DATA IN THIS EXERCISE -
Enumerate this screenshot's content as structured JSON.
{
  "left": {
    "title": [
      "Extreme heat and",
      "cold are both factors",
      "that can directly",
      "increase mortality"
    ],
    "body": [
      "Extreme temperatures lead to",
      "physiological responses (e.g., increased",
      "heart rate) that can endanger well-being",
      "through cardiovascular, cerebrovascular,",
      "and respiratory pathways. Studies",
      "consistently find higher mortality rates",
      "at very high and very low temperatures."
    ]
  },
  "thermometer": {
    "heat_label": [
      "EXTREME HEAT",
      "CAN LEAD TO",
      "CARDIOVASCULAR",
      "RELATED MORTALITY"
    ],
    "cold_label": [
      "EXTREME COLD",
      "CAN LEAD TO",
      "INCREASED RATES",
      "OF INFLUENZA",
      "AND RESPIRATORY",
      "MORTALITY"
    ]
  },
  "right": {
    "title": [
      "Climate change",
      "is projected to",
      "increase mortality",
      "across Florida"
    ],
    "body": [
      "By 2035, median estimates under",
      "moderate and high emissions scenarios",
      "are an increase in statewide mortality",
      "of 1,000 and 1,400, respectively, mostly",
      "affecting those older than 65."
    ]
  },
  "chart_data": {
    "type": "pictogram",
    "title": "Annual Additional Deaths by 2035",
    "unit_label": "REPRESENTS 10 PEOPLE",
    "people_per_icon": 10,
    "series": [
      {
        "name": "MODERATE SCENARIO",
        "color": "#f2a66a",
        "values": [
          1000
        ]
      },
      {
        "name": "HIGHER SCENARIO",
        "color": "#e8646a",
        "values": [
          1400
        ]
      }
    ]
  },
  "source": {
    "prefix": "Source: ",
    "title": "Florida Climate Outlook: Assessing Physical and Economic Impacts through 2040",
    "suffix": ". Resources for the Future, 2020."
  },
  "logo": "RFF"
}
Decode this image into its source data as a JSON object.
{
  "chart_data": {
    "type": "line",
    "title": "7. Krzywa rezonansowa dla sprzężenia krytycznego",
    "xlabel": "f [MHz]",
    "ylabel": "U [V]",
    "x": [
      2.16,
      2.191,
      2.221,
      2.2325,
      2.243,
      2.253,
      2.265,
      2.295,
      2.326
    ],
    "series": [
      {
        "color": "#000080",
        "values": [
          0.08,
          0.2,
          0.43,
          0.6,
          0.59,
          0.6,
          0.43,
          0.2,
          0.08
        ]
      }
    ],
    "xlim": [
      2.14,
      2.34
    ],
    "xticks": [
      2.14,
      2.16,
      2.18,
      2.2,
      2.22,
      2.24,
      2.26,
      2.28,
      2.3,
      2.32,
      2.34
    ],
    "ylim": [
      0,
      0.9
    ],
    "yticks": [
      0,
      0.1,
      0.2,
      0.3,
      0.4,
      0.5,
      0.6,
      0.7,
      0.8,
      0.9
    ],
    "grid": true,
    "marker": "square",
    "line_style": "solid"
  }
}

BRIEF -
Write the data back out verbatim.

RESPONSE -
Enumerate this screenshot's content as structured JSON.
{
  "left": {
    "title": [
      "Extreme heat and",
      "cold are both factors",
      "that can directly",
      "increase mortality"
    ],
    "body": [
      "Extreme temperatures lead to",
      "physiological responses (e.g., increased",
      "heart rate) that can endanger well-being",
      "through cardiovascular, cerebrovascular,",
      "and respiratory pathways. Studies",
      "consistently find higher mortality rates",
      "at very high and very low temperatures."
    ]
  },
  "thermometer": {
    "heat_label": [
      "EXTREME HEAT",
      "CAN LEAD TO",
      "CARDIOVASCULAR",
      "RELATED MORTALITY"
    ],
    "cold_label": [
      "EXTREME COLD",
      "CAN LEAD TO",
      "INCREASED RATES",
      "OF INFLUENZA",
      "AND RESPIRATORY",
      "MORTALITY"
    ]
  },
  "right": {
    "title": [
      "Climate change",
      "is projected to",
      "increase mortality",
      "across Florida"
    ],
    "body": [
      "By 2035, median estimates under",
      "moderate and high emissions scenarios",
      "are an increase in statewide mortality",
      "of 1,000 and 1,400, respectively, mostly",
      "affecting those older than 65."
    ]
  },
  "chart_data": {
    "type": "pictogram",
    "title": "Annual Additional Deaths by 2035",
    "unit_label": "REPRESENTS 10 PEOPLE",
    "people_per_icon": 10,
    "series": [
      {
        "name": "MODERATE SCENARIO",
        "color": "#f2a66a",
        "values": [
          1000
        ]
      },
      {
        "name": "HIGHER SCENARIO",
        "color": "#e8646a",
        "values": [
          1400
        ]
      }
    ]
  },
  "source": {
    "prefix": "Source: ",
    "title": "Florida Climate Outlook: Assessing Physical and Economic Impacts through 2040",
    "suffix": ". Resources for the Future, 2020."
  },
  "logo": "RFF"
}
Decode this image into its source data as a JSON object.
{
  "chart_data": {
    "type": "line",
    "title": "7. Krzywa rezonansowa dla sprzężenia krytycznego",
    "xlabel": "f [MHz]",
    "ylabel": "U [V]",
    "x": [
      2.16,
      2.191,
      2.221,
      2.2325,
      2.243,
      2.253,
      2.265,
      2.295,
      2.326
    ],
    "series": [
      {
        "color": "#000080",
        "values": [
          0.08,
          0.2,
          0.43,
          0.6,
          0.59,
          0.6,
          0.43,
          0.2,
          0.08
        ]
      }
    ],
    "xlim": [
      2.14,
      2.34
    ],
    "xticks": [
      2.14,
      2.16,
      2.18,
      2.2,
      2.22,
      2.24,
      2.26,
      2.28,
      2.3,
      2.32,
      2.34
    ],
    "ylim": [
      0,
      0.9
    ],
    "yticks": [
      0,
      0.1,
      0.2,
      0.3,
      0.4,
      0.5,
      0.6,
      0.7,
      0.8,
      0.9
    ],
    "grid": true,
    "marker": "square",
    "line_style": "solid"
  }
}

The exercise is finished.